1.
Asal
Usul Orang Dayak
Pada tahun
(1977-1978) ketika benua asia dan pulau Kalimantan masih menyatu, yang
memungkinkan ras mongoliad dari asia mengembara melalui daratan dan sampai di
Kalimantan dengan melintasi pegunungan yang sekarang disebut pegunungan “Muller
Schwaner”. Suku dayak merupakan penduduk Kalimantan yang sejati. Namun, setelah
orang-orang melayu dari Sumatra dan semenanjung malaka datang mereka makin lama
makin mundur ke dalam. Belum lagi datangnya orang bugis, Makassar, dan jawa
pada masa kejayaan kerajan majapahit. Suku dayak hidup terpencar-pencar di
seluruh wilayah Kalimantan dalam rentang waktu yang lama. Mereka menelusuri
sungai-sungai hingga ke hilir dan kemudian mendiami pesisir pulau Kalimantan.
Tidak hanya
dari nusantara, bangsa-bangsa lain juga berdatangan ke Kalimantan. Bangsa
Tionghoa diperkirakan mulai datang ke Kalimantan pada masa dinasti Ming tahun
1368-1643. Kedatangan bangsa Tionghoa tidak mengakibatkan perpindahan penduduk
Dayak dan tidak memiliki pengaruh secara langsung karena mereka hanya berdagang
disana.

(Anotasi Wilayah Gambar)
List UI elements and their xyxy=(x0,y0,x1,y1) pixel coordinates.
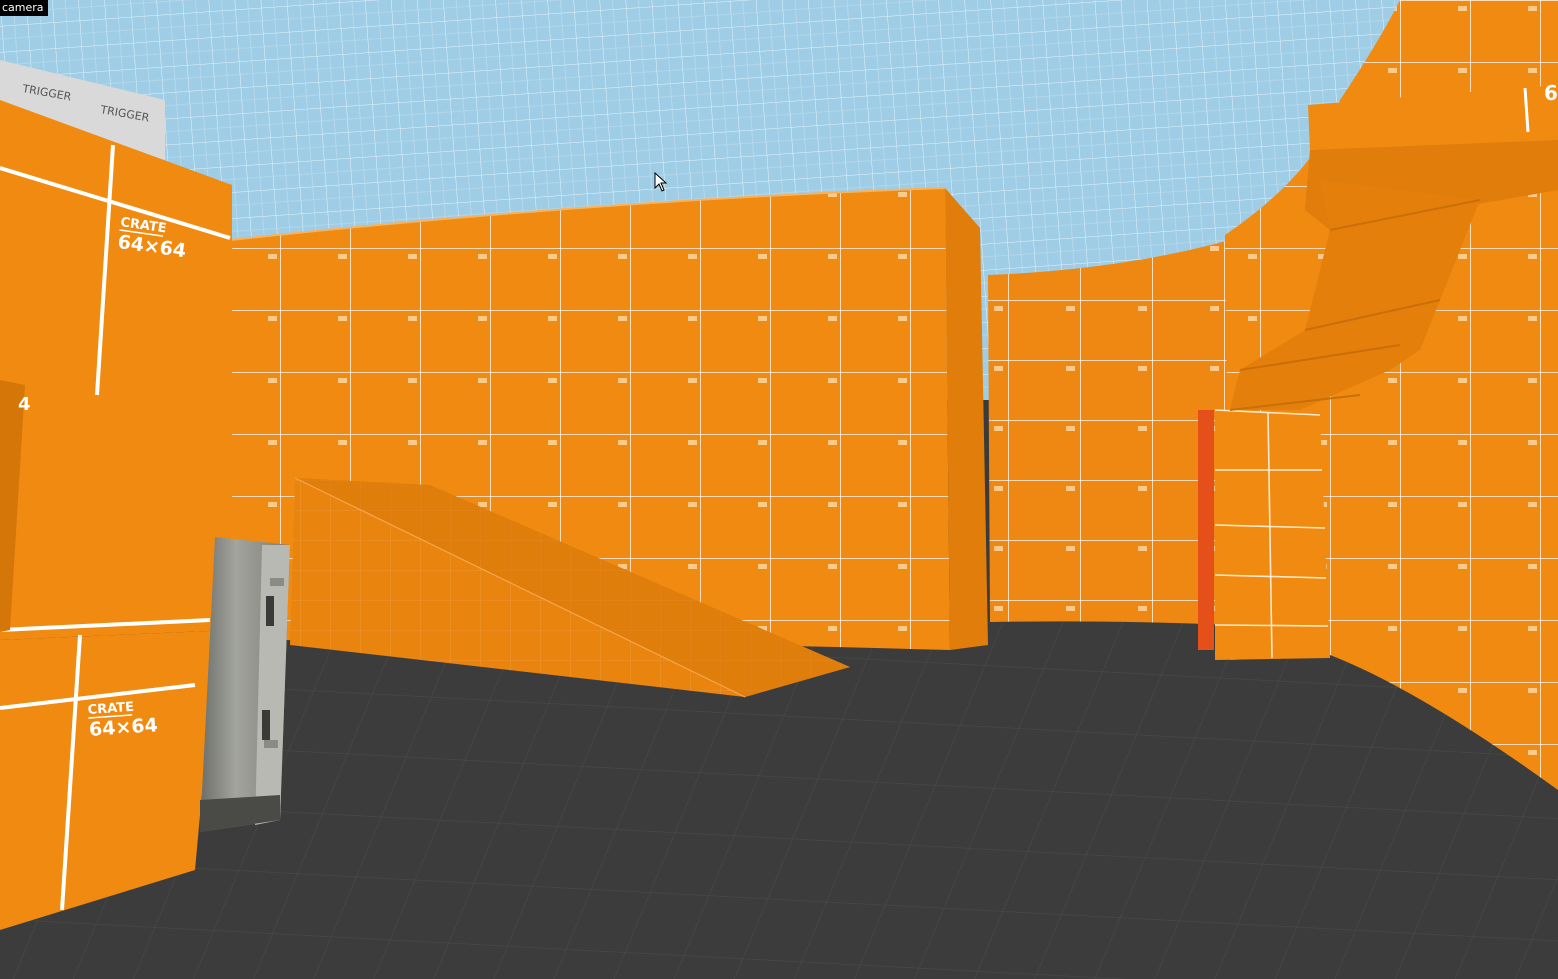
curved-wall-right xyxy=(988,240,1230,625)
red-door-strip xyxy=(1198,410,1214,650)
metal-door-prop xyxy=(200,537,290,832)
partial-texture-label-left: 4 xyxy=(18,394,31,415)
partial-texture-label-right: 6 xyxy=(1544,81,1558,105)
crate-foreground xyxy=(0,100,232,640)
viewport-render[interactable]: 6 TRIGGER TRIGGER 4 CRATE 64×64 CRATE 64… xyxy=(0,0,1558,979)
pillar xyxy=(1215,410,1330,660)
mouse-cursor-icon xyxy=(654,172,668,192)
3d-camera-viewport[interactable]: 6 TRIGGER TRIGGER 4 CRATE 64×64 CRATE 64… xyxy=(0,0,1558,979)
viewport-label: camera xyxy=(0,0,48,16)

**Tugas Anda:**
- 1) Hitunglah baris dalam daftar yang memuat string "door", dengan membedakan huruf besar dan huruf kecil. Jawab hanya dengan angkanya.
- 2) Lanjutkan teks tentang asal usul orang Dayak dari titik teks tersebut berhenti.

**Jawaban Tiap Tugas:**
- 1) 2

- 2)
Suku dayak
pernah membuat sebuah kerajaan. Dalam tradisi lisan dayak sering di sebut
“Nansarunai Usak Jawa”, yakni sebuah kerajaan dayak Nansarunai yang hancur oleh
Majapahit sekitar tahun 1309-1389 (Fridolin Ukur,1971). Kejadian tersebut yang
mengakibatkan orang suku dayak terdesak dan terpencar, dan sebagian masuk ke
daerah pedalaman.
2.
Mite
dan Magi Orang Dayak
Di dalam mite
orang dayak, legenda dan cerita-cerita rakyat itu akan ditemui berbagai macam
dewa, roh, kekuatan sakti, berbagai tata kehidupan dan sebagainya. Sikap dan tradisi
orang dayak sebagian besar memang diwarisi dari nenek moyang mereka.
Untuk melihat
kenyataan-kenyataan di atas, akan di kemukakan beberapa contoh mengenai mite
orang dayak sebagai berikut :
-
Suku
dayak mempunyai prajurit hantu. The Ghost warrior adalah panglima burung.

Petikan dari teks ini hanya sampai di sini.